What the exercise asks ▸ Check each line below for the word "value", and copy those that have it.

__________

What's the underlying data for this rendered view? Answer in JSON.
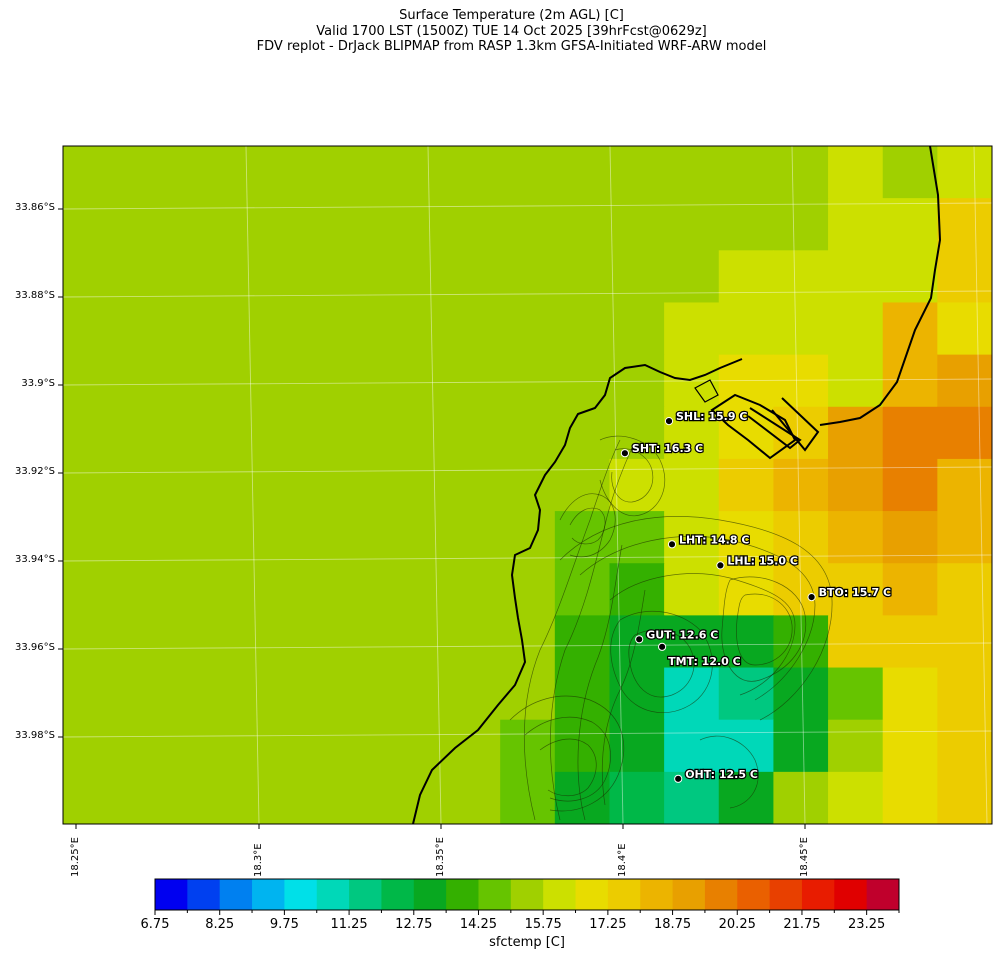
{
  "title": {
    "line1": "Surface Temperature (2m AGL) [C]",
    "line2": "Valid 1700 LST (1500Z) TUE 14 Oct 2025 [39hrFcst@0629z]",
    "line3": "FDV replot - DrJack BLIPMAP from RASP 1.3km GFSA-Initiated WRF-ARW model"
  },
  "axes": {
    "lat_ticks": [
      "33.86°S",
      "33.88°S",
      "33.9°S",
      "33.92°S",
      "33.94°S",
      "33.96°S",
      "33.98°S"
    ],
    "lon_ticks": [
      "18.25°E",
      "18.3°E",
      "18.35°E",
      "18.4°E",
      "18.45°E"
    ]
  },
  "stations": [
    {
      "id": "SHL",
      "label": "SHL: 15.9 C",
      "value": 15.9,
      "lat": -33.9082,
      "lon": 18.4127
    },
    {
      "id": "SHT",
      "label": "SHT: 16.3 C",
      "value": 16.3,
      "lat": -33.9155,
      "lon": 18.4006
    },
    {
      "id": "LHT",
      "label": "LHT: 14.8 C",
      "value": 14.8,
      "lat": -33.9362,
      "lon": 18.4135
    },
    {
      "id": "LHL",
      "label": "LHL: 15.0 C",
      "value": 15.0,
      "lat": -33.941,
      "lon": 18.4268
    },
    {
      "id": "BTO",
      "label": "BTO: 15.7 C",
      "value": 15.7,
      "lat": -33.9482,
      "lon": 18.4518
    },
    {
      "id": "GUT",
      "label": "GUT: 12.6 C",
      "value": 12.6,
      "lat": -33.9578,
      "lon": 18.4045
    },
    {
      "id": "TMT",
      "label": "TMT: 12.0 C",
      "value": 12.0,
      "lat": -33.9595,
      "lon": 18.4108
    },
    {
      "id": "OHT",
      "label": "OHT: 12.5 C",
      "value": 12.5,
      "lat": -33.9895,
      "lon": 18.4152
    }
  ],
  "colorbar": {
    "title": "sfctemp [C]",
    "labels": [
      "6.75",
      "8.25",
      "9.75",
      "11.25",
      "12.75",
      "14.25",
      "15.75",
      "17.25",
      "18.75",
      "20.25",
      "21.75",
      "23.25"
    ],
    "colors": [
      "#0000f0",
      "#0040f0",
      "#0080f0",
      "#00b4f0",
      "#00e0e8",
      "#00d8b8",
      "#00c880",
      "#00b848",
      "#08a820",
      "#34b000",
      "#66c400",
      "#a0d000",
      "#cce000",
      "#e8dc00",
      "#eccc00",
      "#ecb400",
      "#e8a000",
      "#e88000",
      "#ea6000",
      "#e84000",
      "#e81c00",
      "#e00000",
      "#c0002c"
    ]
  },
  "field": {
    "grid_cols": 17,
    "grid_rows": 13,
    "cells": [
      [
        11,
        11,
        11,
        11,
        11,
        11,
        11,
        11,
        11,
        11,
        11,
        11,
        11,
        11,
        12,
        11,
        12
      ],
      [
        11,
        11,
        11,
        11,
        11,
        11,
        11,
        11,
        11,
        11,
        11,
        11,
        11,
        11,
        12,
        12,
        14
      ],
      [
        11,
        11,
        11,
        11,
        11,
        11,
        11,
        11,
        11,
        11,
        11,
        11,
        12,
        12,
        12,
        12,
        14
      ],
      [
        11,
        11,
        11,
        11,
        11,
        11,
        11,
        11,
        11,
        11,
        11,
        12,
        12,
        12,
        12,
        15,
        13
      ],
      [
        11,
        11,
        11,
        11,
        11,
        11,
        11,
        11,
        11,
        11,
        11,
        12,
        13,
        13,
        12,
        15,
        16
      ],
      [
        11,
        11,
        11,
        11,
        11,
        11,
        11,
        11,
        11,
        11,
        11,
        12,
        13,
        14,
        16,
        17,
        17
      ],
      [
        11,
        11,
        11,
        11,
        11,
        11,
        11,
        11,
        11,
        11,
        12,
        12,
        14,
        15,
        16,
        17,
        15
      ],
      [
        11,
        11,
        11,
        11,
        11,
        11,
        11,
        11,
        11,
        10,
        10,
        12,
        13,
        14,
        15,
        16,
        15
      ],
      [
        11,
        11,
        11,
        11,
        11,
        11,
        11,
        11,
        11,
        10,
        9,
        12,
        13,
        14,
        14,
        15,
        14
      ],
      [
        11,
        11,
        11,
        11,
        11,
        11,
        11,
        11,
        11,
        9,
        8,
        8,
        8,
        9,
        14,
        14,
        14
      ],
      [
        11,
        11,
        11,
        11,
        11,
        11,
        11,
        11,
        11,
        9,
        8,
        5,
        6,
        8,
        10,
        13,
        14
      ],
      [
        11,
        11,
        11,
        11,
        11,
        11,
        11,
        11,
        10,
        9,
        8,
        5,
        5,
        8,
        11,
        13,
        14
      ],
      [
        11,
        11,
        11,
        11,
        11,
        11,
        11,
        11,
        10,
        8,
        7,
        6,
        8,
        11,
        12,
        13,
        14
      ]
    ]
  }
}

__________

Written response ▸
      "value": 15.9,
      "value": 16.3,
      "value": 14.8,
      "value": 15.0,
      "value": 15.7,
      "value": 12.6,
      "value": 12.0,
      "value": 12.5,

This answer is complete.